**SOURCE TEXT**
»»

Of course Trump was plotting to prevent Joe Biden from taking power and he didn’t leave the scene. He’s still lording over the Grand Old Party and all who inhabit it.
And the downside of humoring him? A violent insurrection that failed to overturn the election results. A big lie that animates the Republican base and GOP governors and legislatures across the country to suppress the vote, purge officials who deny Trump’s 2020 defeat, and change laws to enable state legislatures to overturn election results.
And the recurring constant in the GOP since Trump’s rise: Republicans have been willing – perhaps not right away, but eventually – to go along for the ride. There is, after the dust settles, never a bridge too far for most GOP professionals, Republican elected officials, or the Trump base. They’re all-in when it counts.
The alure of violence
For six years, Republicans have watched (and often cheered on) Trump’s intimations and invocations of violence. In 2021, Republicans in increasing numbers have shown their willingness to cross this bridge as well, as this report in the New York Times suggests ("Menace Enters the Republican Mainstream"):
From congressional offices to community meeting rooms, threats of violence are becoming commonplace among a significant segment of the Republican Party. Ten months after rioters attacked the United States Capitol on Jan. 6, and after four years of a president who often spoke in violent terms about his adversaries, right-wing Republicans are talking more openly and frequently about the use of force as justifiable in opposition to those who dislodged him from power.
In Washington, where decorum and civility are still given lip service, violent or threatening language still remains uncommon, if not unheard-of, among lawmakers who spend a great deal of time in the same building. But among the most fervent conservatives, who play an outsize role in primary contests and provide the party with its activist energy, the belief that the country is at a crossroads that could require armed confrontation is no longer limited to the fringe.
Violence -- threats of violence, allusions to violence, joking about violence -- has become an unmistakable theme among Republicans in the House and the Senate.
- Posing with guns has long been in vogue among politicians, especially on the right, as demonstrated by Lauren Boebert and Ted Cruz.
- Representative Paul Gosar tweets a violent anime video of himself killing a Democratic Representative Alexandria Ocasio-Cortez.
- Actual violence (resulting in dead protesters regarded by Republicans as on the left) has drawn applause from Republicans in Congress. Matt Gaetz, along with the aforementioned Gosar and Boebert, have offered internships to Kyle Rittenhouse.
Rather than offer additional examples (not hard to find), let me dispense with an excuse or rationalization sometimes put forward by Republicans: We were joking!
We've seen this deflection from Tucker Carlson to escape responsibility for his lies.
We've seen it more recently in the trial of the neo-Nazis and other violent white supremacists in Charlottesville ("In Charlottesville trial, jurors learn to decode the secret slang of white supremacists"):
To decode the secret slang: it's not a joke. And neither is what we're seeing more frequently among Republicans.
Violence is antithetical to fidelity to the Constitution, to the rule of law, to democratic governance and the give and take of politics. One political party is endeavoring relentlessly to maintain democracy; the other party is resisting mightily.

««

**ACTION ITEM**
In the text on Republicans and violence, which members of Congress offered internships to Kyle Rittenhouse?

**SUPPLIED RECORDS**
»»

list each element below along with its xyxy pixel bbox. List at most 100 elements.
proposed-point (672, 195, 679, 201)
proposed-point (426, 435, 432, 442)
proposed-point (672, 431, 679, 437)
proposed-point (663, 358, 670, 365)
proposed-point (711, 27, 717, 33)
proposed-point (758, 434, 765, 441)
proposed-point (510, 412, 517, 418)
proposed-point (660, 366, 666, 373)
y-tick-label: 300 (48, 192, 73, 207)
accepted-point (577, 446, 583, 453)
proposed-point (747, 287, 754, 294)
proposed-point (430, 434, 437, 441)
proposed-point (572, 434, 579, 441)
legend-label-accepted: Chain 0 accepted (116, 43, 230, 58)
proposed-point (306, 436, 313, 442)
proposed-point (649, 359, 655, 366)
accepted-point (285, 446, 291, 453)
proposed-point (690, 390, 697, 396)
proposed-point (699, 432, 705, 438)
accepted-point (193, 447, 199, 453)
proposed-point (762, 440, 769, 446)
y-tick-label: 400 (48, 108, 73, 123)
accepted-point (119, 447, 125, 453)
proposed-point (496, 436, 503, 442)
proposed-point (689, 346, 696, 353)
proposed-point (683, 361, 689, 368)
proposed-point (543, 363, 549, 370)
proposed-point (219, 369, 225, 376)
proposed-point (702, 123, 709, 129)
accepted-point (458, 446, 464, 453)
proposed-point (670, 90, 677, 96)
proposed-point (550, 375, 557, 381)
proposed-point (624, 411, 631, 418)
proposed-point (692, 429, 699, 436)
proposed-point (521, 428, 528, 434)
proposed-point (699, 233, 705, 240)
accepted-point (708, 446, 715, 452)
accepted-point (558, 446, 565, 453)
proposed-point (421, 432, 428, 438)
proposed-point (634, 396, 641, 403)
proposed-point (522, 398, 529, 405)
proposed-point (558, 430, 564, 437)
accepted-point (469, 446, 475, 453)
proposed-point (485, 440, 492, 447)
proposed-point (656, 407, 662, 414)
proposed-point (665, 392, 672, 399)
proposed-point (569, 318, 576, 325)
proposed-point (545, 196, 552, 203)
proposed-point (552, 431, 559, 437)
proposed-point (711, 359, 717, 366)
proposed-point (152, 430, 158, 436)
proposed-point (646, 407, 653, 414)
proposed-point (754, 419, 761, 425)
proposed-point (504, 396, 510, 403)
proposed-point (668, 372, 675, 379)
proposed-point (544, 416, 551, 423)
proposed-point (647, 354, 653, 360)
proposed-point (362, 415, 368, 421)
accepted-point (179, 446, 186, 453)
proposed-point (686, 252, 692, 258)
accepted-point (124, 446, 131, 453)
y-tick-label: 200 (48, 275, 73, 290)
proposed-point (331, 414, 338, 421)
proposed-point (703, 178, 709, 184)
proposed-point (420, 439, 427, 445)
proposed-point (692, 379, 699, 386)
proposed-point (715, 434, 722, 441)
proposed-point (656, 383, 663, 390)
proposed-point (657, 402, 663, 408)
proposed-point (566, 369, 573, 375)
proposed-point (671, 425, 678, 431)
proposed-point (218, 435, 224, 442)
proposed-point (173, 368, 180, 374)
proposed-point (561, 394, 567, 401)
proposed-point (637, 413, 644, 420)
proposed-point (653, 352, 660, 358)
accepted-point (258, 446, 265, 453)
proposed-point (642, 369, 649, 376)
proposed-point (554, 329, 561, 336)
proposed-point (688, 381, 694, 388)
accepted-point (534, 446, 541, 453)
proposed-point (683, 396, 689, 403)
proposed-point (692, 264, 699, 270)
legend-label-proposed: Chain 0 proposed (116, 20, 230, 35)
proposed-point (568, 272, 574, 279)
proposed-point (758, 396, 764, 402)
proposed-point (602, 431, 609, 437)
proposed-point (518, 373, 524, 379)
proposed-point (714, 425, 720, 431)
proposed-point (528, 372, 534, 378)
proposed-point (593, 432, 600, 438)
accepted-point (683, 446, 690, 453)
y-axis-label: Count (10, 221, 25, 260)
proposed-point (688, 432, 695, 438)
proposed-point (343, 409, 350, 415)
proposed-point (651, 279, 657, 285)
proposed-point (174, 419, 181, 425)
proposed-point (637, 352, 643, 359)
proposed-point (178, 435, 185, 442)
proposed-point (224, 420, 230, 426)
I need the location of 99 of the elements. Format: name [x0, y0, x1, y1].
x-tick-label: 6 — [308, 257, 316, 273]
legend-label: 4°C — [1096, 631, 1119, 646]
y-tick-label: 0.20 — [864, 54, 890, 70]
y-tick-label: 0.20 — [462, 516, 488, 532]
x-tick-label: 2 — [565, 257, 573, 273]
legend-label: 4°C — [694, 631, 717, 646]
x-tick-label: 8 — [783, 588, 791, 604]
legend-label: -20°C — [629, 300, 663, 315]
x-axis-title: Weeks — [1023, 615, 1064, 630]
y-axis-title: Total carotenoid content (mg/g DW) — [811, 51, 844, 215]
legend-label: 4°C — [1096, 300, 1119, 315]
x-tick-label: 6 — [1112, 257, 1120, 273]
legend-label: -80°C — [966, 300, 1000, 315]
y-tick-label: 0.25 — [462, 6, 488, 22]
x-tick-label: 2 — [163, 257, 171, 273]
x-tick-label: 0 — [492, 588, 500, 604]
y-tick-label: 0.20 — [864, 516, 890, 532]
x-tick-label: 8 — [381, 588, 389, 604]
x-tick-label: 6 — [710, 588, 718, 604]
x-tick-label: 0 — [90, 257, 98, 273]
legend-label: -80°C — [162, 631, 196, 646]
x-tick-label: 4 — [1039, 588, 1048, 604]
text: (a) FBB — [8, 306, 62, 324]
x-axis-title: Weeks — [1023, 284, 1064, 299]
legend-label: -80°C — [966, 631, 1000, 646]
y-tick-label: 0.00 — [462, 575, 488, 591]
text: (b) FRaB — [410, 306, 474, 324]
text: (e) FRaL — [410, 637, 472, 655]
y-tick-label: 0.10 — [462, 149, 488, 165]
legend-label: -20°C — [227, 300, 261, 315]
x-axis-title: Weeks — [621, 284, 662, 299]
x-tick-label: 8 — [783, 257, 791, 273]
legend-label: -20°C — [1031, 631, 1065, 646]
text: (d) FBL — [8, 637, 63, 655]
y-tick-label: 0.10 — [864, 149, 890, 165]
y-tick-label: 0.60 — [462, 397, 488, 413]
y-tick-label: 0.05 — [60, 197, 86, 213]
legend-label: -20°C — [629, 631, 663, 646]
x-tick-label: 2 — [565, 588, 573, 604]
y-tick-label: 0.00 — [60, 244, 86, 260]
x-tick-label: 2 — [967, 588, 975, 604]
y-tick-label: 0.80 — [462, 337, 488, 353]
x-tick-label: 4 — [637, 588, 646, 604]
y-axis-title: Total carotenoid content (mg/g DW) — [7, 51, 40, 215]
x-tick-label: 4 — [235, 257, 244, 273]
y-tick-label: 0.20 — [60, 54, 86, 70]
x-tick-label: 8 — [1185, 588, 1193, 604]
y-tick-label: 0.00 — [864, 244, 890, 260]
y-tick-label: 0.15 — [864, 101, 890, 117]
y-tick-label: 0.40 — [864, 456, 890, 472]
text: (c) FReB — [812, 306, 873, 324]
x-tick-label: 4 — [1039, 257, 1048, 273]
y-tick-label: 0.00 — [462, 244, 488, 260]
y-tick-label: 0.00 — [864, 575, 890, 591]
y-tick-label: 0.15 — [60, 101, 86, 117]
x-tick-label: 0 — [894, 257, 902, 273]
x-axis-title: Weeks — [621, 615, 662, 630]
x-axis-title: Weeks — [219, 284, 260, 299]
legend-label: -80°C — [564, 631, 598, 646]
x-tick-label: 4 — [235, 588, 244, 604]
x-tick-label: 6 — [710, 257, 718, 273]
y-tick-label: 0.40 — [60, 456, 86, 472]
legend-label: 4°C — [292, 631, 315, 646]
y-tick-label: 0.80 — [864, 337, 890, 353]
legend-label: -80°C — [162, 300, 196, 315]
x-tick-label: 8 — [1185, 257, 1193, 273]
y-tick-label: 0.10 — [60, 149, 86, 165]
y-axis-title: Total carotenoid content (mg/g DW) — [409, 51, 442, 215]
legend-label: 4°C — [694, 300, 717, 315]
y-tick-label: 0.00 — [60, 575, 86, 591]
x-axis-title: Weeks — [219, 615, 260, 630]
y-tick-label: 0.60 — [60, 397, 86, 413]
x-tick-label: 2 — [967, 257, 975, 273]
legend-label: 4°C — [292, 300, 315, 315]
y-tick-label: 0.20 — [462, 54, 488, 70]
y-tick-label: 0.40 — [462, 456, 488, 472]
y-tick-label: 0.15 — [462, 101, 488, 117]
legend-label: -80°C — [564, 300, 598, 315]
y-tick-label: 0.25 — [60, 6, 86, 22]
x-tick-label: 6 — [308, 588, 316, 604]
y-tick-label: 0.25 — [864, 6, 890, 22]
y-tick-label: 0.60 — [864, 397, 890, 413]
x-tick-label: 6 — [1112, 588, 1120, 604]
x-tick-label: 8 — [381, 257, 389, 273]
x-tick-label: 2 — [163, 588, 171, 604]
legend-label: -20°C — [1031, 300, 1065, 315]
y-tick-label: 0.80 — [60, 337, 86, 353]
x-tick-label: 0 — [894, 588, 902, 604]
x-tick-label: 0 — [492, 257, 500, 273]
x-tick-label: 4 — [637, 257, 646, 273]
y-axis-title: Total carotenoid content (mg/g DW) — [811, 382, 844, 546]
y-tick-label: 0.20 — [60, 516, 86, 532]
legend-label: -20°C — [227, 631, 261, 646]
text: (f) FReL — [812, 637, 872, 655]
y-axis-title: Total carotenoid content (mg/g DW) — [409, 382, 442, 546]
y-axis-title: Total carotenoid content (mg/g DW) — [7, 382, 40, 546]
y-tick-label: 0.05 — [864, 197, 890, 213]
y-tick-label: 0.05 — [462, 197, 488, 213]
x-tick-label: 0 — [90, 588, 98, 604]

««

**ANSWER AREA**
Matt Gaetz, Paul Gosar, and Lauren Boebert.